(Dataset entries on figures)
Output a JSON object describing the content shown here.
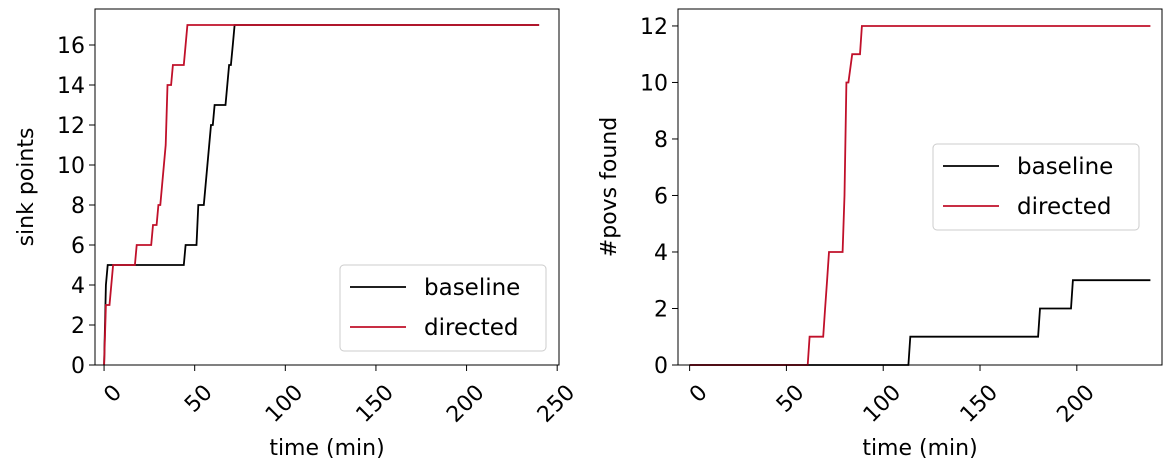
{
  "colors": {
    "baseline": "#000000",
    "directed": "#c0102a"
  },
  "chart_data": [
    {
      "type": "line",
      "xlabel": "time (min)",
      "ylabel": "sink points",
      "xlim": [
        -5,
        251
      ],
      "ylim": [
        0,
        17.8
      ],
      "xticks": [
        0,
        50,
        100,
        150,
        200,
        250
      ],
      "yticks": [
        0,
        2,
        4,
        6,
        8,
        10,
        12,
        14,
        16
      ],
      "grid": false,
      "legend": "bottom-right",
      "series": [
        {
          "name": "baseline",
          "color": "#000000",
          "x": [
            0,
            1,
            2,
            44,
            45,
            51,
            52,
            55,
            56,
            57,
            58,
            59,
            60,
            61,
            62,
            63,
            67,
            68,
            69,
            70,
            71,
            72,
            73,
            240
          ],
          "y": [
            0,
            4,
            5,
            5,
            6,
            6,
            8,
            8,
            9,
            10,
            11,
            12,
            12,
            13,
            13,
            13,
            13,
            14,
            15,
            15,
            16,
            17,
            17,
            17
          ]
        },
        {
          "name": "directed",
          "color": "#c0102a",
          "x": [
            0,
            1,
            2,
            3,
            4,
            5,
            17,
            18,
            26,
            27,
            28,
            29,
            30,
            31,
            32,
            33,
            34,
            35,
            36,
            37,
            38,
            42,
            43,
            44,
            45,
            46,
            47,
            48,
            240
          ],
          "y": [
            0,
            3,
            3,
            3,
            4,
            5,
            5,
            6,
            6,
            7,
            7,
            7,
            8,
            8,
            9,
            10,
            11,
            14,
            14,
            14,
            15,
            15,
            15,
            15,
            16,
            17,
            17,
            17,
            17
          ]
        }
      ]
    },
    {
      "type": "line",
      "xlabel": "time (min)",
      "ylabel": "#povs found",
      "xlim": [
        -6,
        244
      ],
      "ylim": [
        0,
        12.6
      ],
      "xticks": [
        0,
        50,
        100,
        150,
        200
      ],
      "yticks": [
        0,
        2,
        4,
        6,
        8,
        10,
        12
      ],
      "grid": false,
      "legend": "center-right",
      "series": [
        {
          "name": "baseline",
          "color": "#000000",
          "x": [
            0,
            113,
            114,
            180,
            181,
            197,
            198,
            238
          ],
          "y": [
            0,
            0,
            1,
            1,
            2,
            2,
            3,
            3
          ]
        },
        {
          "name": "directed",
          "color": "#c0102a",
          "x": [
            0,
            61,
            62,
            69,
            70,
            71,
            72,
            79,
            80,
            81,
            82,
            84,
            85,
            88,
            89,
            90,
            238
          ],
          "y": [
            0,
            0,
            1,
            1,
            2,
            3,
            4,
            4,
            6,
            10,
            10,
            11,
            11,
            11,
            12,
            12,
            12
          ]
        }
      ]
    }
  ]
}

Set task: In your copy, leave out the pictures and reproduce the material above exactly.

Task output:
Output a JSON object describing the content shown here.
{
  "colors": {
    "baseline": "#000000",
    "directed": "#c0102a"
  },
  "chart_data": [
    {
      "type": "line",
      "xlabel": "time (min)",
      "ylabel": "sink points",
      "xlim": [
        -5,
        251
      ],
      "ylim": [
        0,
        17.8
      ],
      "xticks": [
        0,
        50,
        100,
        150,
        200,
        250
      ],
      "yticks": [
        0,
        2,
        4,
        6,
        8,
        10,
        12,
        14,
        16
      ],
      "grid": false,
      "legend": "bottom-right",
      "series": [
        {
          "name": "baseline",
          "color": "#000000",
          "x": [
            0,
            1,
            2,
            44,
            45,
            51,
            52,
            55,
            56,
            57,
            58,
            59,
            60,
            61,
            62,
            63,
            67,
            68,
            69,
            70,
            71,
            72,
            73,
            240
          ],
          "y": [
            0,
            4,
            5,
            5,
            6,
            6,
            8,
            8,
            9,
            10,
            11,
            12,
            12,
            13,
            13,
            13,
            13,
            14,
            15,
            15,
            16,
            17,
            17,
            17
          ]
        },
        {
          "name": "directed",
          "color": "#c0102a",
          "x": [
            0,
            1,
            2,
            3,
            4,
            5,
            17,
            18,
            26,
            27,
            28,
            29,
            30,
            31,
            32,
            33,
            34,
            35,
            36,
            37,
            38,
            42,
            43,
            44,
            45,
            46,
            47,
            48,
            240
          ],
          "y": [
            0,
            3,
            3,
            3,
            4,
            5,
            5,
            6,
            6,
            7,
            7,
            7,
            8,
            8,
            9,
            10,
            11,
            14,
            14,
            14,
            15,
            15,
            15,
            15,
            16,
            17,
            17,
            17,
            17
          ]
        }
      ]
    },
    {
      "type": "line",
      "xlabel": "time (min)",
      "ylabel": "#povs found",
      "xlim": [
        -6,
        244
      ],
      "ylim": [
        0,
        12.6
      ],
      "xticks": [
        0,
        50,
        100,
        150,
        200
      ],
      "yticks": [
        0,
        2,
        4,
        6,
        8,
        10,
        12
      ],
      "grid": false,
      "legend": "center-right",
      "series": [
        {
          "name": "baseline",
          "color": "#000000",
          "x": [
            0,
            113,
            114,
            180,
            181,
            197,
            198,
            238
          ],
          "y": [
            0,
            0,
            1,
            1,
            2,
            2,
            3,
            3
          ]
        },
        {
          "name": "directed",
          "color": "#c0102a",
          "x": [
            0,
            61,
            62,
            69,
            70,
            71,
            72,
            79,
            80,
            81,
            82,
            84,
            85,
            88,
            89,
            90,
            238
          ],
          "y": [
            0,
            0,
            1,
            1,
            2,
            3,
            4,
            4,
            6,
            10,
            10,
            11,
            11,
            11,
            12,
            12,
            12
          ]
        }
      ]
    }
  ]
}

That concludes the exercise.